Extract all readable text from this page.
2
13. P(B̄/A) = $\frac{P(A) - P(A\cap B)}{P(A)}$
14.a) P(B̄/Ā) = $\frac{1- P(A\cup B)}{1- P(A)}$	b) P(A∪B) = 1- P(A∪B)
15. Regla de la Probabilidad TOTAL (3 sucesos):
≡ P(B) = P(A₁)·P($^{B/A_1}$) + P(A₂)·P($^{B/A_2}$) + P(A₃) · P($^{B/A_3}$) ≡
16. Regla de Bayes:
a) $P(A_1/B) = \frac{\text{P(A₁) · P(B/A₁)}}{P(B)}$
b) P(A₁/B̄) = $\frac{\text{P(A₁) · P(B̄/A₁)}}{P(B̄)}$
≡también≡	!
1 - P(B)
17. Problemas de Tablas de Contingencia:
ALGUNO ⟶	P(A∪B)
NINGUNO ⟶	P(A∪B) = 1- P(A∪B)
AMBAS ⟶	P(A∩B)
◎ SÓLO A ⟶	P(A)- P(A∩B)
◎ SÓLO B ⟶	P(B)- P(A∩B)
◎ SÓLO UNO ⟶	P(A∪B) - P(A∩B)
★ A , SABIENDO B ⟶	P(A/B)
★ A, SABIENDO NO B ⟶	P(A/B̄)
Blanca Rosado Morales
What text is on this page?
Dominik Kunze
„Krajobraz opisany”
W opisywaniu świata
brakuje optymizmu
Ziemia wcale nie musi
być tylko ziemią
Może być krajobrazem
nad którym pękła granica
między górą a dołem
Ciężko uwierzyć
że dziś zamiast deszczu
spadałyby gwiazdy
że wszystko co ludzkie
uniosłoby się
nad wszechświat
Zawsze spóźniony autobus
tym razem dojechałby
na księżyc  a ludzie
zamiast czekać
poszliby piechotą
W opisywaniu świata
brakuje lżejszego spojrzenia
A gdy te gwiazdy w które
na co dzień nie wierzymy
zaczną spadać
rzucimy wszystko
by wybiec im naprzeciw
▬▬▬▬▬▬
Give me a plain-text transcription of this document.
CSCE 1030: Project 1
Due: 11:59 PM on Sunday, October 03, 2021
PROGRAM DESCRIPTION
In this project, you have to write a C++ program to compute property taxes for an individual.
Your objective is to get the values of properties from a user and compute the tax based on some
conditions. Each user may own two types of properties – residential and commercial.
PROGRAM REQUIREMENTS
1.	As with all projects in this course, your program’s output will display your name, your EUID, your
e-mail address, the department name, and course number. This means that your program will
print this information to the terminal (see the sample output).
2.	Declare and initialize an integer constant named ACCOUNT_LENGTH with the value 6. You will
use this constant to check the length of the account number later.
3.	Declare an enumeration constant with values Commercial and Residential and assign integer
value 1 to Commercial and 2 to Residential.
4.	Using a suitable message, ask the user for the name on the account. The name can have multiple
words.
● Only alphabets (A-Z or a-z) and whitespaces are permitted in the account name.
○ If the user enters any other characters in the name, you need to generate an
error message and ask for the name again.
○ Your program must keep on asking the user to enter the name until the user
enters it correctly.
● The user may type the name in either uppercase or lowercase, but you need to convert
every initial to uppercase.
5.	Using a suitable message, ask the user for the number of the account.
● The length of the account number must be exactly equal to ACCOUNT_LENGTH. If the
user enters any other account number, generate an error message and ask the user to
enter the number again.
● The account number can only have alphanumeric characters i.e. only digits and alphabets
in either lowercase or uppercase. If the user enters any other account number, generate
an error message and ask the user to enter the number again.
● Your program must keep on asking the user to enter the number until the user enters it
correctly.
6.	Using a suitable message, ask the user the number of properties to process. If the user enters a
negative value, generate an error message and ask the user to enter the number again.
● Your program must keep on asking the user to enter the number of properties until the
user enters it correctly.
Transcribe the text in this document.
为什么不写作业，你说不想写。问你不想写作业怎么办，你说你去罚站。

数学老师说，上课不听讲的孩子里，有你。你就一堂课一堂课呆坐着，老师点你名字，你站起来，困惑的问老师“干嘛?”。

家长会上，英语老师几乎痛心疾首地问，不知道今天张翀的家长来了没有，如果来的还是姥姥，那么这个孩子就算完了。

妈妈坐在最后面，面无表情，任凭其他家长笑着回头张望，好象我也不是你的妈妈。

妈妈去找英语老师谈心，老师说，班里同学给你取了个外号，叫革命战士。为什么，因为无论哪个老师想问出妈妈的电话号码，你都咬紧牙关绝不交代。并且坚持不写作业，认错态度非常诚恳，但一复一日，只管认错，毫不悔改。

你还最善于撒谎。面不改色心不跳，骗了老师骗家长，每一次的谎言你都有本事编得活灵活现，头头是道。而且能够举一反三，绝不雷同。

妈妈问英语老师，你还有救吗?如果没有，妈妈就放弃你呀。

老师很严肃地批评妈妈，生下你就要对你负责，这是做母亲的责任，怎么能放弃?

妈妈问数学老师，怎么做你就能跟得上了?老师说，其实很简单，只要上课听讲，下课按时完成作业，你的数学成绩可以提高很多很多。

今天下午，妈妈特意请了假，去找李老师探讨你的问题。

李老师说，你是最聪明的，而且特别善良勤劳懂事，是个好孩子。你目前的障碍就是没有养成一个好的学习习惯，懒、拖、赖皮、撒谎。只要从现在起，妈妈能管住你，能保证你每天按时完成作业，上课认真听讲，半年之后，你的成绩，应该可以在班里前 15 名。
▬▬▬▬▬▬
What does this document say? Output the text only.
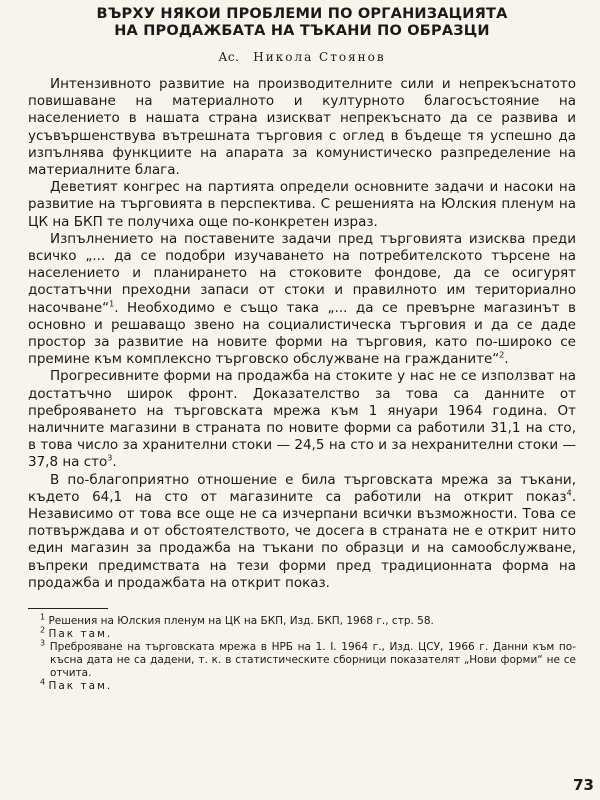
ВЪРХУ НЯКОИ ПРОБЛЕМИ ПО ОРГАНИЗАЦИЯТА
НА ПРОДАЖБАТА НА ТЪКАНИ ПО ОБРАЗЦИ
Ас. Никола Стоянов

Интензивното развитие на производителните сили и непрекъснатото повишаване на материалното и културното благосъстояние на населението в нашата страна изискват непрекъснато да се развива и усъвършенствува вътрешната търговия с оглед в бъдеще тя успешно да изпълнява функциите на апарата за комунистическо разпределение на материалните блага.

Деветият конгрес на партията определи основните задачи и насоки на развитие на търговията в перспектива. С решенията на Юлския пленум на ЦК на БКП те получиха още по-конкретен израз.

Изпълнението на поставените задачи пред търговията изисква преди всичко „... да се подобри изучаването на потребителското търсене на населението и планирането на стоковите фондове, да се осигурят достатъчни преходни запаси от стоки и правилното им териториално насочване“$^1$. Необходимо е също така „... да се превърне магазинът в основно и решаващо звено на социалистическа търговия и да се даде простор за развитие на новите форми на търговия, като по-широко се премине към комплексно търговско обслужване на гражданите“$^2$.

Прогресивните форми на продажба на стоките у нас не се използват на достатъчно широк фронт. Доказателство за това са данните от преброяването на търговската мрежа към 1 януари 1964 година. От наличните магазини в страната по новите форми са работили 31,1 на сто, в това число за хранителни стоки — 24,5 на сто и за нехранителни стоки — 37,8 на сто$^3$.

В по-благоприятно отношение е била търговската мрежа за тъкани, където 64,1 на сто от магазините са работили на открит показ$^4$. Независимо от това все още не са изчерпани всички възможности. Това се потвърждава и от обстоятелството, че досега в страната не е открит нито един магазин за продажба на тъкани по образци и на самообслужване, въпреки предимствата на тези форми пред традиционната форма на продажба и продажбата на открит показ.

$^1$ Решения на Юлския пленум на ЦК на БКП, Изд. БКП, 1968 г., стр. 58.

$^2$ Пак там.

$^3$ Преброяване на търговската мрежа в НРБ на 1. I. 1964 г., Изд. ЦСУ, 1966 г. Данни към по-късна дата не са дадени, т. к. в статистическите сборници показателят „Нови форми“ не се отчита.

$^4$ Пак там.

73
▬▬▬▬▬▬
Stated goal
Scan the material above for the string "страната" and report each line where you find it.

Worked solution
Прогресивните форми на продажба на стоките у нас не се използват на достатъчно широк фронт. Доказателство за това са данните от преброяването на търговската мрежа към 1 януари 1964 година. От наличните магазини в страната по новите форми са работили 31,1 на сто, в това число за хранителни стоки — 24,5 на сто и за нехранителни стоки — 37,8 на сто$^3$.
В по-благоприятно отношение е била търговската мрежа за тъкани, където 64,1 на сто от магазините са работили на открит показ$^4$. Независимо от това все още не са изчерпани всички възможности. Това се потвърждава и от обстоятелството, че досега в страната не е открит нито един магазин за продажба на тъкани по образци и на самообслужване, въпреки предимствата на тези форми пред традиционната форма на продажба и продажбата на открит показ.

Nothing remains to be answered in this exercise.